- [STATED EXERCISE] Your task is to locate every line holding the string "American" and to copy each of them.

- [MATERIAL PROVIDED]
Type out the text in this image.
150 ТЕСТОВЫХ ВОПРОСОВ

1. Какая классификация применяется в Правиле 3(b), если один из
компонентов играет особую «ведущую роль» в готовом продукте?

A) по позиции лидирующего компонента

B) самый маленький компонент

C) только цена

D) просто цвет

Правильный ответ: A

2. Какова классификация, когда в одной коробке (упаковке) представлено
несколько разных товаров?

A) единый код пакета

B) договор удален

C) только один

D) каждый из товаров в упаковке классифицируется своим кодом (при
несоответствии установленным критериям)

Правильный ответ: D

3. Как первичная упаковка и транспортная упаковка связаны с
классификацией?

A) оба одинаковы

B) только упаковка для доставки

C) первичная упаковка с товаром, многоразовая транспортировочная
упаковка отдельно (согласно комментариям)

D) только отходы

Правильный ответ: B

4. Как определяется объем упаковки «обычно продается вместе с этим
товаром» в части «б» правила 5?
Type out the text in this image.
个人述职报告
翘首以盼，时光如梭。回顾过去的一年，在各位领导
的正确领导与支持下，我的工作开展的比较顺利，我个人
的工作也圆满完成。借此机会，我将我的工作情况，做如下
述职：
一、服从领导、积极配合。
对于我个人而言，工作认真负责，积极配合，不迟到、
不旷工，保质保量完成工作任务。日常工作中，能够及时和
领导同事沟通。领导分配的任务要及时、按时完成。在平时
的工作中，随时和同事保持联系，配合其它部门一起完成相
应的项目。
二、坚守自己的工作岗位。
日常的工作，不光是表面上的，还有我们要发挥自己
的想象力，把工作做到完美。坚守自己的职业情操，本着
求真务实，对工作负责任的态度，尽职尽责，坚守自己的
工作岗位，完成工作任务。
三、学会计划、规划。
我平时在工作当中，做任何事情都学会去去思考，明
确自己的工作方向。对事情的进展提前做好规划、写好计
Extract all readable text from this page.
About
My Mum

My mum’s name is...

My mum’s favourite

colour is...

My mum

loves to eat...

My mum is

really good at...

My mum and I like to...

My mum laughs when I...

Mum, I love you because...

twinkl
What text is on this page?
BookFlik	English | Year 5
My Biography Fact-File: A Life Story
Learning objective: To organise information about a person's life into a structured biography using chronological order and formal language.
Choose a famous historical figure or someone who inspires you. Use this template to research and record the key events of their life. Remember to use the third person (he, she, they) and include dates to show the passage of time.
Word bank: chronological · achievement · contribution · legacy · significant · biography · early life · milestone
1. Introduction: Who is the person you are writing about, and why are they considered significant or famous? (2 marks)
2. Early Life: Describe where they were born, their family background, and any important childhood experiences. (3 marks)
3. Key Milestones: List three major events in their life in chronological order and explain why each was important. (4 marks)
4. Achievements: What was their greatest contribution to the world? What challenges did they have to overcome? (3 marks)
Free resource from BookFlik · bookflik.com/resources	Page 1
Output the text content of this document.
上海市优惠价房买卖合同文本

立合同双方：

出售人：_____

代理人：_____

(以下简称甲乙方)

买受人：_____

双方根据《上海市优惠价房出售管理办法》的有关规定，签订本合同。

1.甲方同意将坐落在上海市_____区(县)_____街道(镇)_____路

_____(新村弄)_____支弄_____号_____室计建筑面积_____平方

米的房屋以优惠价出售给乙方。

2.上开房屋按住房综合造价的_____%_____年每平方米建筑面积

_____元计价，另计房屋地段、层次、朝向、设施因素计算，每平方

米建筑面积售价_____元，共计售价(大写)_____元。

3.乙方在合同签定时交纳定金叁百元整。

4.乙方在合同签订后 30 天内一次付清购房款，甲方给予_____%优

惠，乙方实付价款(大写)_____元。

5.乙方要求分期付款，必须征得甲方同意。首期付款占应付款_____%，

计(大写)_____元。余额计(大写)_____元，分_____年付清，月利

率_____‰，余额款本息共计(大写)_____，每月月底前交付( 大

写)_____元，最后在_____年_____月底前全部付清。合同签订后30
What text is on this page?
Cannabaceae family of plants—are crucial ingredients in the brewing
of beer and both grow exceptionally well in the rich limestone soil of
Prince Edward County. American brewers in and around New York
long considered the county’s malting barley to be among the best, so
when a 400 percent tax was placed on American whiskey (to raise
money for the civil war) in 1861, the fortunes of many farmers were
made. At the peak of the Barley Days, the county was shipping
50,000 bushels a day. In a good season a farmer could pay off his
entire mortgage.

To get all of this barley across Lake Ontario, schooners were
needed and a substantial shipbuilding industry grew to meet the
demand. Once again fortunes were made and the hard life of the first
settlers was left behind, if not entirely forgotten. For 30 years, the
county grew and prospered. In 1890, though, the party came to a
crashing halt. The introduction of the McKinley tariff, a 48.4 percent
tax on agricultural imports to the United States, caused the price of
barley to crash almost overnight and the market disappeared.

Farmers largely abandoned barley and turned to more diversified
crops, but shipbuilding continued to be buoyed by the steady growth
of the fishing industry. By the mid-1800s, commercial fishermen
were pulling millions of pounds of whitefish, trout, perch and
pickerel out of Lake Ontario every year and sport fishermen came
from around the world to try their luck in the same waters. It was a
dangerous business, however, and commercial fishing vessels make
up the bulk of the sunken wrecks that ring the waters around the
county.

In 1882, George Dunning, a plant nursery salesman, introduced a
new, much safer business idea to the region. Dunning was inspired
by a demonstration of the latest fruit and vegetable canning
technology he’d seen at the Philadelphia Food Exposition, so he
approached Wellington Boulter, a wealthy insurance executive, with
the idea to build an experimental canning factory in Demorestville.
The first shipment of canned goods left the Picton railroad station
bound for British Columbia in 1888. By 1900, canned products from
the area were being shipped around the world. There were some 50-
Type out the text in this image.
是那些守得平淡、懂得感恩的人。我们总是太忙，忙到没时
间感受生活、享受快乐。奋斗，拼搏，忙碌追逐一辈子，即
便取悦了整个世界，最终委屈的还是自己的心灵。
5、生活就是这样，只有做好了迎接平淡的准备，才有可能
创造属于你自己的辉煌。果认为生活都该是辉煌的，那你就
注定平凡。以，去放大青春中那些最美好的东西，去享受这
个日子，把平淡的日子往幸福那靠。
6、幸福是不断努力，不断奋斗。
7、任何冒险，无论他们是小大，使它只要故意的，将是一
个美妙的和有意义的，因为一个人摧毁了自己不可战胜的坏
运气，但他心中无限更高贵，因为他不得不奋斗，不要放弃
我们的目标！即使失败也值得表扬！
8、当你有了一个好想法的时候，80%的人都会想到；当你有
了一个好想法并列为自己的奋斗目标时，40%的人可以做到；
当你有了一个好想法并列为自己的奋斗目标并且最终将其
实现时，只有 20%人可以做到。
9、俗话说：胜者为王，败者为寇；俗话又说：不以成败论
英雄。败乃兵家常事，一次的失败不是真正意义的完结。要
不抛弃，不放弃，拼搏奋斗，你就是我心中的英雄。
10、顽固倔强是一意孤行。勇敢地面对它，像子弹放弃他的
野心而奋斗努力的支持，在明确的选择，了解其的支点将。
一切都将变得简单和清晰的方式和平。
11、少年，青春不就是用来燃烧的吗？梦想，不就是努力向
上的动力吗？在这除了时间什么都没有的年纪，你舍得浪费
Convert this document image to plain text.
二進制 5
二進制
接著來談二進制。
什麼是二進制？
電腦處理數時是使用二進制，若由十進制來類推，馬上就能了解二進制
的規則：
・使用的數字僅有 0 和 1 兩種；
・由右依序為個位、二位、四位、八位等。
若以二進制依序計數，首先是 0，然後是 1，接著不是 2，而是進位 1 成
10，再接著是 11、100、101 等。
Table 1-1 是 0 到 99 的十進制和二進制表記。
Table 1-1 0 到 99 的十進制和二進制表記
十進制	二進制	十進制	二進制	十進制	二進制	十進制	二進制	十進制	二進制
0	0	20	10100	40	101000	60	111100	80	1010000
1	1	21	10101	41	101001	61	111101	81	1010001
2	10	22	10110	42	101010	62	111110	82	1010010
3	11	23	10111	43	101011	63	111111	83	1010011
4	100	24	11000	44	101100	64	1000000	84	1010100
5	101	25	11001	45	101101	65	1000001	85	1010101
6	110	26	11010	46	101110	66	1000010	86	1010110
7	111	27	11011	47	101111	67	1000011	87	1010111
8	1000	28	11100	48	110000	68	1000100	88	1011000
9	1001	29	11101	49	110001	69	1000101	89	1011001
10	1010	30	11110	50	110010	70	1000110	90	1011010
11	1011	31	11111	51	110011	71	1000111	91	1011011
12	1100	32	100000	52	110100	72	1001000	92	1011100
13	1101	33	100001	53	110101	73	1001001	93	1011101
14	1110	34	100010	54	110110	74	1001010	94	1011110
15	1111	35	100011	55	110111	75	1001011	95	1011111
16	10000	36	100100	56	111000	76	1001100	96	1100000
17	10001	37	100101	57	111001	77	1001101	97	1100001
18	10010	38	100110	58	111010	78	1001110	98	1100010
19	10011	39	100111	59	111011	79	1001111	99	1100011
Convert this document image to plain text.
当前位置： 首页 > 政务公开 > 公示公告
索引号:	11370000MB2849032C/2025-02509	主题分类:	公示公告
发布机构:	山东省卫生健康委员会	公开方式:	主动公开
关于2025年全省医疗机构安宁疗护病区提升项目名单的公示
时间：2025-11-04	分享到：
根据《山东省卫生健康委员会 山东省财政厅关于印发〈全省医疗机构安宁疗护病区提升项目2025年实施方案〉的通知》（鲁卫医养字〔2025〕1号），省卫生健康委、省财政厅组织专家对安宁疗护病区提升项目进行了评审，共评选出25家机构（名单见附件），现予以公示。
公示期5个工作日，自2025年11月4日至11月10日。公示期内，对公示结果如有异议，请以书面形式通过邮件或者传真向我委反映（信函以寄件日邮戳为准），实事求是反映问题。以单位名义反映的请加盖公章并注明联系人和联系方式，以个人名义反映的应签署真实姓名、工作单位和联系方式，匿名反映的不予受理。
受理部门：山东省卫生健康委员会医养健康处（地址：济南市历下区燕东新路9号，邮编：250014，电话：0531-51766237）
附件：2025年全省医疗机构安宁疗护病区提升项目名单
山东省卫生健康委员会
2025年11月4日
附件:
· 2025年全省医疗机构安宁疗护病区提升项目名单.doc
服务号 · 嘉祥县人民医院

- [SOLUTION TO THE PROBLEM]
Prince Edward County. American brewers in and around New York
when a 400 percent tax was placed on American whiskey (to raise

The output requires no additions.